Data records
------------------------------------------------------------------------

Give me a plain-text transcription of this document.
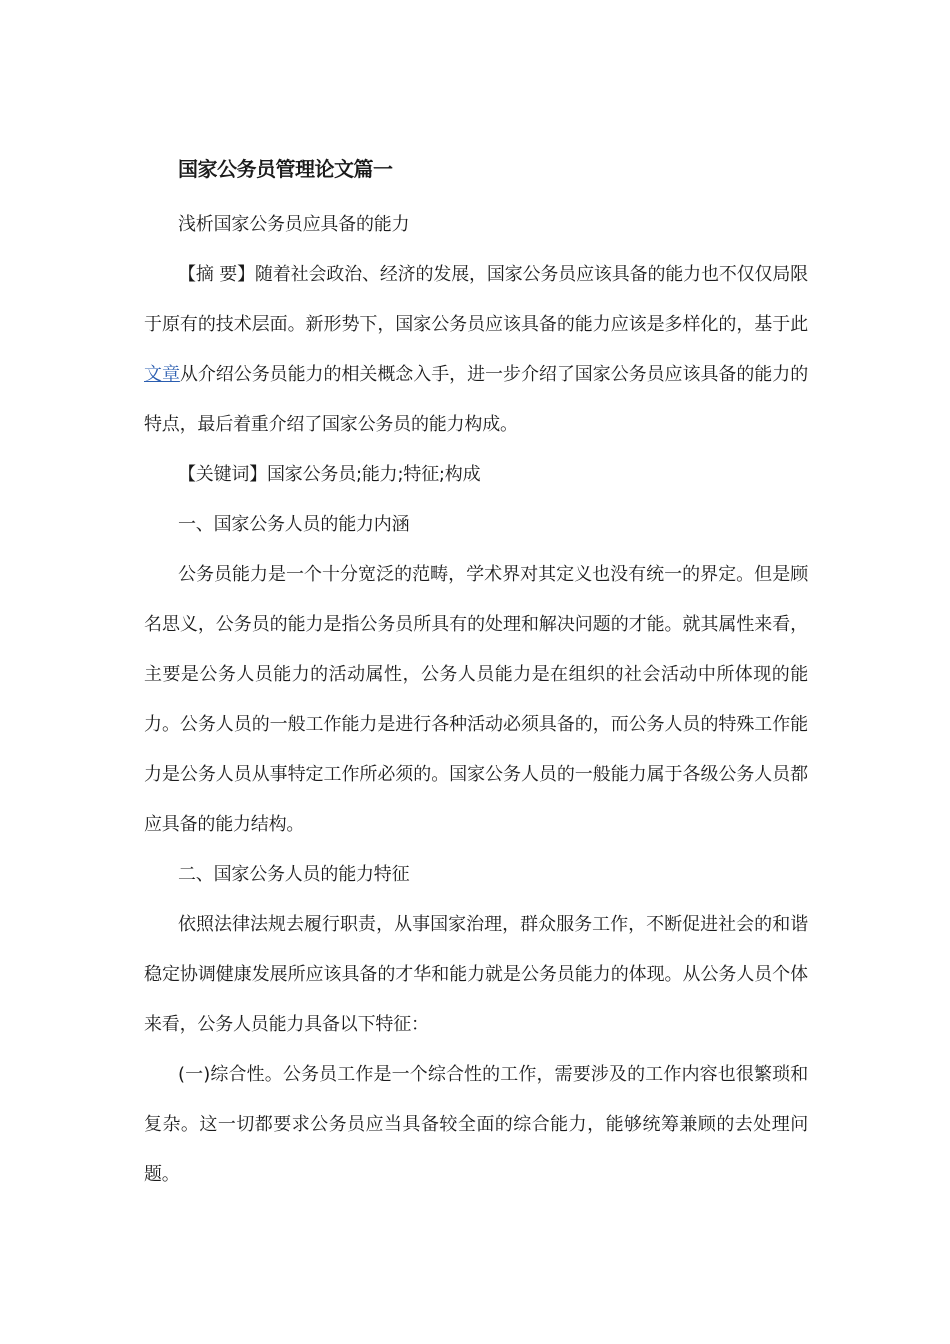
国家公务员管理论文篇一

浅析国家公务员应具备的能力

【摘 要】随着社会政治、经济的发展，国家公务员应该具备的能力也不仅仅局限于原有的技术层面。新形势下，国家公务员应该具备的能力应该是多样化的，基于此文章从介绍公务员能力的相关概念入手，进一步介绍了国家公务员应该具备的能力的特点，最后着重介绍了国家公务员的能力构成。

【关键词】国家公务员;能力;特征;构成

一、国家公务人员的能力内涵

公务员能力是一个十分宽泛的范畴，学术界对其定义也没有统一的界定。但是顾名思义，公务员的能力是指公务员所具有的处理和解决问题的才能。就其属性来看，主要是公务人员能力的活动属性，公务人员能力是在组织的社会活动中所体现的能力。公务人员的一般工作能力是进行各种活动必须具备的，而公务人员的特殊工作能力是公务人员从事特定工作所必须的。国家公务人员的一般能力属于各级公务人员都应具备的能力结构。

二、国家公务人员的能力特征

依照法律法规去履行职责，从事国家治理，群众服务工作，不断促进社会的和谐稳定协调健康发展所应该具备的才华和能力就是公务员能力的体现。从公务人员个体来看，公务人员能力具备以下特征：

(一)综合性。公务员工作是一个综合性的工作，需要涉及的工作内容也很繁琐和复杂。这一切都要求公务员应当具备较全面的综合能力，能够统筹兼顾的去处理问题。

------------------------------------------------------------------------

### Exercise details
Each record must be quoted in full and exactly. Do not include the pictures.

### Completed task
Give me a plain-text transcription of this document.
国家公务员管理论文篇一

浅析国家公务员应具备的能力

【摘 要】随着社会政治、经济的发展，国家公务员应该具备的能力也不仅仅局限于原有的技术层面。新形势下，国家公务员应该具备的能力应该是多样化的，基于此文章从介绍公务员能力的相关概念入手，进一步介绍了国家公务员应该具备的能力的特点，最后着重介绍了国家公务员的能力构成。

【关键词】国家公务员;能力;特征;构成

一、国家公务人员的能力内涵

公务员能力是一个十分宽泛的范畴，学术界对其定义也没有统一的界定。但是顾名思义，公务员的能力是指公务员所具有的处理和解决问题的才能。就其属性来看，主要是公务人员能力的活动属性，公务人员能力是在组织的社会活动中所体现的能力。公务人员的一般工作能力是进行各种活动必须具备的，而公务人员的特殊工作能力是公务人员从事特定工作所必须的。国家公务人员的一般能力属于各级公务人员都应具备的能力结构。

二、国家公务人员的能力特征

依照法律法规去履行职责，从事国家治理，群众服务工作，不断促进社会的和谐稳定协调健康发展所应该具备的才华和能力就是公务员能力的体现。从公务人员个体来看，公务人员能力具备以下特征：

(一)综合性。公务员工作是一个综合性的工作，需要涉及的工作内容也很繁琐和复杂。这一切都要求公务员应当具备较全面的综合能力，能够统筹兼顾的去处理问题。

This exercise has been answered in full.